start Excerpted data

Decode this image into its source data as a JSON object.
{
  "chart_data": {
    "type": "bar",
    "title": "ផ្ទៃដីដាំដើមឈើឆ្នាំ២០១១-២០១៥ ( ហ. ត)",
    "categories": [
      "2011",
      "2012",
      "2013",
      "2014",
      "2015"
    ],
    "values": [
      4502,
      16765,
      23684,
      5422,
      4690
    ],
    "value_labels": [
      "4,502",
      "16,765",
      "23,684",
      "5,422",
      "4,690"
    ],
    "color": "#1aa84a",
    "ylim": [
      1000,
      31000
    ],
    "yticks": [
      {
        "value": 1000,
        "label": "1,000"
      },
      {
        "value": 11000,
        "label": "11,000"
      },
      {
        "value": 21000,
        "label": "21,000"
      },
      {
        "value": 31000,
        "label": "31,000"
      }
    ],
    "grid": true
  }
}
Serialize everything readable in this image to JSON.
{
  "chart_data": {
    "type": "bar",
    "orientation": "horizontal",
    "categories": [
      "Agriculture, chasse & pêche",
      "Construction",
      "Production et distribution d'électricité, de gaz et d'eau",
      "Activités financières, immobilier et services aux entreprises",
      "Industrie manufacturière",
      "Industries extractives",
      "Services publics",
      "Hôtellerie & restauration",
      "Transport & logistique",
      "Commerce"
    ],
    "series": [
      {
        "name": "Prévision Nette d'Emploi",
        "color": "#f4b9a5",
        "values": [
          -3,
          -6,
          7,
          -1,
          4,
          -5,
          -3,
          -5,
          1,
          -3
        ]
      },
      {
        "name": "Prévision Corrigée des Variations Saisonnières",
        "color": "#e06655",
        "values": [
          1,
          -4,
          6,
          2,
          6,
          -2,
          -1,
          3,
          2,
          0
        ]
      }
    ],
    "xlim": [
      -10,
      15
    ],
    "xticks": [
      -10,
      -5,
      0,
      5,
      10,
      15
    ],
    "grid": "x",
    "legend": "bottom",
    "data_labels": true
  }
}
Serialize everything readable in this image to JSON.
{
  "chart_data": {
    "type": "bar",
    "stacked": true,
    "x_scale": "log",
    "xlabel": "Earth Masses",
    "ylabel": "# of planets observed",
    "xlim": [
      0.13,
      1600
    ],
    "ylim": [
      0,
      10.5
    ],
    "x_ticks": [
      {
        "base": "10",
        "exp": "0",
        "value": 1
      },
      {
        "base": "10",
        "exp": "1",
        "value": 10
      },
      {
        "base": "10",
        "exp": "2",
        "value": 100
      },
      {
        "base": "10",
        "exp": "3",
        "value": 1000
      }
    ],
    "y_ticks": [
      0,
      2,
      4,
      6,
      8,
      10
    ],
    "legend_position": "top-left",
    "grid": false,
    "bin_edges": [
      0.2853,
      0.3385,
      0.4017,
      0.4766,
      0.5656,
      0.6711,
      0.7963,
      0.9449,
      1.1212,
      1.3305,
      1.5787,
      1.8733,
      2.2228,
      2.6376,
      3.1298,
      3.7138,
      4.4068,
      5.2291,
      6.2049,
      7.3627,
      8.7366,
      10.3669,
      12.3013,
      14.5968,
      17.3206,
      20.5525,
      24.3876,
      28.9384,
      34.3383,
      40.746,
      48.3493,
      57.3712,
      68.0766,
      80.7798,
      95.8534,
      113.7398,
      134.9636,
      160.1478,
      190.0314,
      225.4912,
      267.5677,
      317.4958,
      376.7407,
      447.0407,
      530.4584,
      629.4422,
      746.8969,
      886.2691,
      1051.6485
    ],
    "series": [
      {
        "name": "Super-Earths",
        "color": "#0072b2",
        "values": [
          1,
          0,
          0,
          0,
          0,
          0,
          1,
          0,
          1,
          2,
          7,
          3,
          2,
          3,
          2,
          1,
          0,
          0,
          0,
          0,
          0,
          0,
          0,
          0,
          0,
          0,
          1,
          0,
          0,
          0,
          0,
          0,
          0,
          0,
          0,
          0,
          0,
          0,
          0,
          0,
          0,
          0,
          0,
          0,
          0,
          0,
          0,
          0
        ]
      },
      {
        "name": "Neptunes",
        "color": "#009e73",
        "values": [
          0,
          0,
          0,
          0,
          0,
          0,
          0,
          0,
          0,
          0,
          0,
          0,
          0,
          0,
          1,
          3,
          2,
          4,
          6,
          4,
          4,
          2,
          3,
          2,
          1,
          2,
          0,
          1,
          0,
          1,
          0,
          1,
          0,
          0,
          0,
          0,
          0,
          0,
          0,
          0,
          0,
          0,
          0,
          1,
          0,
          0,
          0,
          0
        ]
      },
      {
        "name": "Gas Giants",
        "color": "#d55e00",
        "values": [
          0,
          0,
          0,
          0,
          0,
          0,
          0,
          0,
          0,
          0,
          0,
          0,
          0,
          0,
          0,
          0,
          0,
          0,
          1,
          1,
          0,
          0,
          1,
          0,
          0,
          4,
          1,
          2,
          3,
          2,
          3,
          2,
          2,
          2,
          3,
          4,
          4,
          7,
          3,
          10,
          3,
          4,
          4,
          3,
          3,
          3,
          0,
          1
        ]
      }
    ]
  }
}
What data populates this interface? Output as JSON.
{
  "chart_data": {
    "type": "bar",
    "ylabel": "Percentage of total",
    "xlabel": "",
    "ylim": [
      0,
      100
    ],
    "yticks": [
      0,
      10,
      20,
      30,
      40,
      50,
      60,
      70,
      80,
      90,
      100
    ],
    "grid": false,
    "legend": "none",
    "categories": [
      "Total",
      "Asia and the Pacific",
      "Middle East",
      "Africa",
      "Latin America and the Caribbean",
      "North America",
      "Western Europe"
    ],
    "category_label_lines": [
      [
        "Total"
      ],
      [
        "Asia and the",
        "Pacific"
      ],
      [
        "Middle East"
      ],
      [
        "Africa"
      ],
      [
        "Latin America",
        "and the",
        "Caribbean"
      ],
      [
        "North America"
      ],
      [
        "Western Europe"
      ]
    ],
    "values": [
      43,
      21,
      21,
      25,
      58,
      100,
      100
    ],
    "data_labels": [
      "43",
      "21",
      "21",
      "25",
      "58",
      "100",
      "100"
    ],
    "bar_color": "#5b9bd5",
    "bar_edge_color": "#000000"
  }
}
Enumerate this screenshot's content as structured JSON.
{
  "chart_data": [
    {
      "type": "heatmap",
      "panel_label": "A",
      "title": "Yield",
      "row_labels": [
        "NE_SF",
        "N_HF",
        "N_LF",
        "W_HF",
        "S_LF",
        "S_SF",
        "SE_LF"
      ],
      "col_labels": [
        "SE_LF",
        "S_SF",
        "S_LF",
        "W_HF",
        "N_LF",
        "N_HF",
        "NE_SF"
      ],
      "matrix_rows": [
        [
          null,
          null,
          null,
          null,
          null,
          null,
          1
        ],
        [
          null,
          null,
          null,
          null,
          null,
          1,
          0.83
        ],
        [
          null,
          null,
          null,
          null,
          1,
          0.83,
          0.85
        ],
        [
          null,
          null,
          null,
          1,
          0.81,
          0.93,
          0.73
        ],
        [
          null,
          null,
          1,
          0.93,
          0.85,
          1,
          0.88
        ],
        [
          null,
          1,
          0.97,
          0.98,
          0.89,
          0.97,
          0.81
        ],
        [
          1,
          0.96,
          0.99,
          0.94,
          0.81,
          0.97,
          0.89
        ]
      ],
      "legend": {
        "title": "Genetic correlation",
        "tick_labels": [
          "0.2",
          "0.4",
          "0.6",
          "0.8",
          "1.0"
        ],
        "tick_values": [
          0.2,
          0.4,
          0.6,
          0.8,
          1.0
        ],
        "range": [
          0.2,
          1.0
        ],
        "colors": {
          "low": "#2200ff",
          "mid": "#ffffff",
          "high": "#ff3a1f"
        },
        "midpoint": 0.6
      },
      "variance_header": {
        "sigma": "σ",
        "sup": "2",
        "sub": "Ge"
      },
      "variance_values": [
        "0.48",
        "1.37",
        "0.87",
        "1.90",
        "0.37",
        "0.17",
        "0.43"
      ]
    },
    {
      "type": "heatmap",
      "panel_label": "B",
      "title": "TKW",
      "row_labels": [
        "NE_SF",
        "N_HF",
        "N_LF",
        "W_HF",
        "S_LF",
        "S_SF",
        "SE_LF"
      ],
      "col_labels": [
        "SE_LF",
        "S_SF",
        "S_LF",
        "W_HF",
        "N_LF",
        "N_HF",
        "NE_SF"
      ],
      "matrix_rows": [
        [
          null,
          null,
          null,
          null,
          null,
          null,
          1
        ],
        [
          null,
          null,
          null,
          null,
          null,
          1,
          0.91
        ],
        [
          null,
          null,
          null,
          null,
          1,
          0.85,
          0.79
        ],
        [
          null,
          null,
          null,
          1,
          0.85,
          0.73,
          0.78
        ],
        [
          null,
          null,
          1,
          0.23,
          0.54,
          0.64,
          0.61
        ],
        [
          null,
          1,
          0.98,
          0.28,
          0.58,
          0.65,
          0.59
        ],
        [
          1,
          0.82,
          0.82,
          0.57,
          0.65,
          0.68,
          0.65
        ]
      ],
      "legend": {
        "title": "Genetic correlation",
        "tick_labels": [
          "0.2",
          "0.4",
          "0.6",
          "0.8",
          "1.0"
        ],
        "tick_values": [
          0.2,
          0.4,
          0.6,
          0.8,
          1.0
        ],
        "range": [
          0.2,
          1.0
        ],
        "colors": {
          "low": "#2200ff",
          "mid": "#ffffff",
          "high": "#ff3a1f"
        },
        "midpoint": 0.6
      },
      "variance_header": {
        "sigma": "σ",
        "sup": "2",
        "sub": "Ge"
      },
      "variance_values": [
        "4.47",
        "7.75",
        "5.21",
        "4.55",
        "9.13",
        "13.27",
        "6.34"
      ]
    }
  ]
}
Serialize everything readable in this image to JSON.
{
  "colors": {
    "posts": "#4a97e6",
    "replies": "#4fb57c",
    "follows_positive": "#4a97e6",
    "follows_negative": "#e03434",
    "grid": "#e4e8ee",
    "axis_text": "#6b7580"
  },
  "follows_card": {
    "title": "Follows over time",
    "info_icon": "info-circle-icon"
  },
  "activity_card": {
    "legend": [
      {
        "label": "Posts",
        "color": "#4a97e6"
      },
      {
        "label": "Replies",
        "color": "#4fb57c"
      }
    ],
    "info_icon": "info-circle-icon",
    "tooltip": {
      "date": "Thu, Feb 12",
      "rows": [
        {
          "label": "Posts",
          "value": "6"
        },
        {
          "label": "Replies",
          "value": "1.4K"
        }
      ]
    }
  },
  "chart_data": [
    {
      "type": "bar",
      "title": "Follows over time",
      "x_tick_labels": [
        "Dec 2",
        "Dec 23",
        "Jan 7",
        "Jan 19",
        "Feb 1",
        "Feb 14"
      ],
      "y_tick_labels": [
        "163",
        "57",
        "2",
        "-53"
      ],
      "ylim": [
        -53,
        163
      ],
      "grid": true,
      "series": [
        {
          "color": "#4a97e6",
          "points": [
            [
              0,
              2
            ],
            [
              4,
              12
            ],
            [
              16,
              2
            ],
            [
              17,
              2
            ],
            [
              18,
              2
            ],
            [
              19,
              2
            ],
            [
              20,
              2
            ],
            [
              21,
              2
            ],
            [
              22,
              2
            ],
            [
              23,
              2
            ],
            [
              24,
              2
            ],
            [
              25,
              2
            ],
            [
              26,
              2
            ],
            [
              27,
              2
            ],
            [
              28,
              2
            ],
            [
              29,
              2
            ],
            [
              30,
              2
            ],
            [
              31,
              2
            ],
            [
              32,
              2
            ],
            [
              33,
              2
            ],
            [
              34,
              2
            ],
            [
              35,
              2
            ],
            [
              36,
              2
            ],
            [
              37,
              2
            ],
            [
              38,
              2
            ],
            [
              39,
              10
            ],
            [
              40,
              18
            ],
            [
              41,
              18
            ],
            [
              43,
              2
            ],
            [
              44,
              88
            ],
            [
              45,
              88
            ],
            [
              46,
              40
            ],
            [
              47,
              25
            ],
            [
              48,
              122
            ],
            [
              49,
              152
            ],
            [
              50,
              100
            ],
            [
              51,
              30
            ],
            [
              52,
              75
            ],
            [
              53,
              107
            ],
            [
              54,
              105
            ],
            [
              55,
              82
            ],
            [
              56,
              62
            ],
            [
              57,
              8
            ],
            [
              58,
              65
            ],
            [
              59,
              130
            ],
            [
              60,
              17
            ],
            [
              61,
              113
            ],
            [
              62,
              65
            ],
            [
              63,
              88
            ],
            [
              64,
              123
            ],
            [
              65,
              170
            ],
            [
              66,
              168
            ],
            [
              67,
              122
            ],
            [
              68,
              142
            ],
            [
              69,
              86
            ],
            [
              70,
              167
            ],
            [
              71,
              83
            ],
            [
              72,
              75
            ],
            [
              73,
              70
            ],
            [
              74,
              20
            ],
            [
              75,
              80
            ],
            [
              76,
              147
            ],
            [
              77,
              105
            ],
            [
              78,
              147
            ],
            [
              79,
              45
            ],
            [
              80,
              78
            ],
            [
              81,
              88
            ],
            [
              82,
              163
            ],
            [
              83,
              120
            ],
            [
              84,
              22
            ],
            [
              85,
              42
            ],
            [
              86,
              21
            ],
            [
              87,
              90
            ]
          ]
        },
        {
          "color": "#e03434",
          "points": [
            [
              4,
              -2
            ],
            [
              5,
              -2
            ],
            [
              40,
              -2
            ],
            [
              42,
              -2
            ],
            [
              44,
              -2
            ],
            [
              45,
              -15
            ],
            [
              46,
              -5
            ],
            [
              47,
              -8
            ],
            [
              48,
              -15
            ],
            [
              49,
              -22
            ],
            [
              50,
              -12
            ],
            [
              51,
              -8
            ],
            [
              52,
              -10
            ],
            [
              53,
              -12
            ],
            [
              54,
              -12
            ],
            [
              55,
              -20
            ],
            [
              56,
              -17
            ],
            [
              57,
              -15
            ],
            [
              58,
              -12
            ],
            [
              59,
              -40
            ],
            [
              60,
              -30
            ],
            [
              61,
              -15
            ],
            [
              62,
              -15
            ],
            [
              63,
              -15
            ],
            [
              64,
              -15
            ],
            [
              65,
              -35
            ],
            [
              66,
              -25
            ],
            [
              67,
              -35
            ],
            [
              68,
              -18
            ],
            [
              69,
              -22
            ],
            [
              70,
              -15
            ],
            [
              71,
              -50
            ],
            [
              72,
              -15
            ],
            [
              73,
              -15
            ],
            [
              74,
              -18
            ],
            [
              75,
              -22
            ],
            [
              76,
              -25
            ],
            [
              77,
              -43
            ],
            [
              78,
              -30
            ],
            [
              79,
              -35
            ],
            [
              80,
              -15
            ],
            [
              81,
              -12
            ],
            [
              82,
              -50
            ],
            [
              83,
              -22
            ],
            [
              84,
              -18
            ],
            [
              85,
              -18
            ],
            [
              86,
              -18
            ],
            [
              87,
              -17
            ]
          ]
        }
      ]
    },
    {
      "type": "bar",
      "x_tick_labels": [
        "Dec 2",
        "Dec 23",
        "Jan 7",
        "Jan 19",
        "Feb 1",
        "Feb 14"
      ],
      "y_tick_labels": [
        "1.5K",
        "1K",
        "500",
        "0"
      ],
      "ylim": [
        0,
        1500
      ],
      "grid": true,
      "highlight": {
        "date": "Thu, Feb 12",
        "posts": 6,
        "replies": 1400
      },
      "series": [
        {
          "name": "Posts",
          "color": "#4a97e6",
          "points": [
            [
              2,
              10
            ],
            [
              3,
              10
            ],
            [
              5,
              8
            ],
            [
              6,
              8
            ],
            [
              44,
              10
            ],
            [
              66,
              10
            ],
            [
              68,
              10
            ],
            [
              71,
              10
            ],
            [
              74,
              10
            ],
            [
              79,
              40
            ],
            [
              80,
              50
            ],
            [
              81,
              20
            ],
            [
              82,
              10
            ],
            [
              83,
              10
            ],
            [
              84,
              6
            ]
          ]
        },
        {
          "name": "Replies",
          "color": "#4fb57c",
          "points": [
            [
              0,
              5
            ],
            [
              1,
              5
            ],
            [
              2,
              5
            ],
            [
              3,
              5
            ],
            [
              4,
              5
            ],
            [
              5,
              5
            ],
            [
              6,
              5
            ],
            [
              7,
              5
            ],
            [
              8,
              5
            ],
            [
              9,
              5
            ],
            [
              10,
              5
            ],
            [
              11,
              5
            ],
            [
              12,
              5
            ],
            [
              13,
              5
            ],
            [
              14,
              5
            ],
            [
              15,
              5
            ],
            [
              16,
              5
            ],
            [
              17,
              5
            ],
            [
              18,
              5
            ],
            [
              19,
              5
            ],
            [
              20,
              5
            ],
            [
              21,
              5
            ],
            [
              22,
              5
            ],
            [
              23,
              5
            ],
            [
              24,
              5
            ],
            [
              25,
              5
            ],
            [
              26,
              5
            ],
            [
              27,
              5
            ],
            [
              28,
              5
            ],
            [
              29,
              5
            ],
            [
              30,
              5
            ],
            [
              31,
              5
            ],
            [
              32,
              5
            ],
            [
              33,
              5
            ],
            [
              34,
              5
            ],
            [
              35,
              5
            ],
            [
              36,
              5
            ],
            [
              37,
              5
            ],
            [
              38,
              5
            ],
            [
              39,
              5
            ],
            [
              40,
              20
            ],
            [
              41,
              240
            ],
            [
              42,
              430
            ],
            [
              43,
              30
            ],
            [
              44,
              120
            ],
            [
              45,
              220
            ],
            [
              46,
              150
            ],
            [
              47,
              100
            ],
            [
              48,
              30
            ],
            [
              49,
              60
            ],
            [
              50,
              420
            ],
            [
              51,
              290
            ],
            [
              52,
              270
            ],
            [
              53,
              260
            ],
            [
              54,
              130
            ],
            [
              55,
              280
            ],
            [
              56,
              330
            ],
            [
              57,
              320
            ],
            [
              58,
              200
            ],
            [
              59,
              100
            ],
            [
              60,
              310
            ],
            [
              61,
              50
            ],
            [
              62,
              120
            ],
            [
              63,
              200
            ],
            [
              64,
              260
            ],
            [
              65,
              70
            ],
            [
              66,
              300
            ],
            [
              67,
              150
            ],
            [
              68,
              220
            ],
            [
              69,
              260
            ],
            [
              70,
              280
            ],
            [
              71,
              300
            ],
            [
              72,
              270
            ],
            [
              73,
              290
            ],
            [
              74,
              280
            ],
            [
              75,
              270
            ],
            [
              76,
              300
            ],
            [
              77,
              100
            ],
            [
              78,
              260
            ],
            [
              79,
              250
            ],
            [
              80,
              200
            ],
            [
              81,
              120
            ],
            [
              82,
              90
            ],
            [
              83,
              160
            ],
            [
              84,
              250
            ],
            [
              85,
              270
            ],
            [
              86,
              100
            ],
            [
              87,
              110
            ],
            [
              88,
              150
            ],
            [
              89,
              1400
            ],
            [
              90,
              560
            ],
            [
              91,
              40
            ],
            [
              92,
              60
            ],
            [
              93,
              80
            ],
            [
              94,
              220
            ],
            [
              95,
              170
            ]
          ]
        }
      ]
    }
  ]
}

end Excerpted data

Return only the number of lines in the data above that include the word "info".

→ Written response
2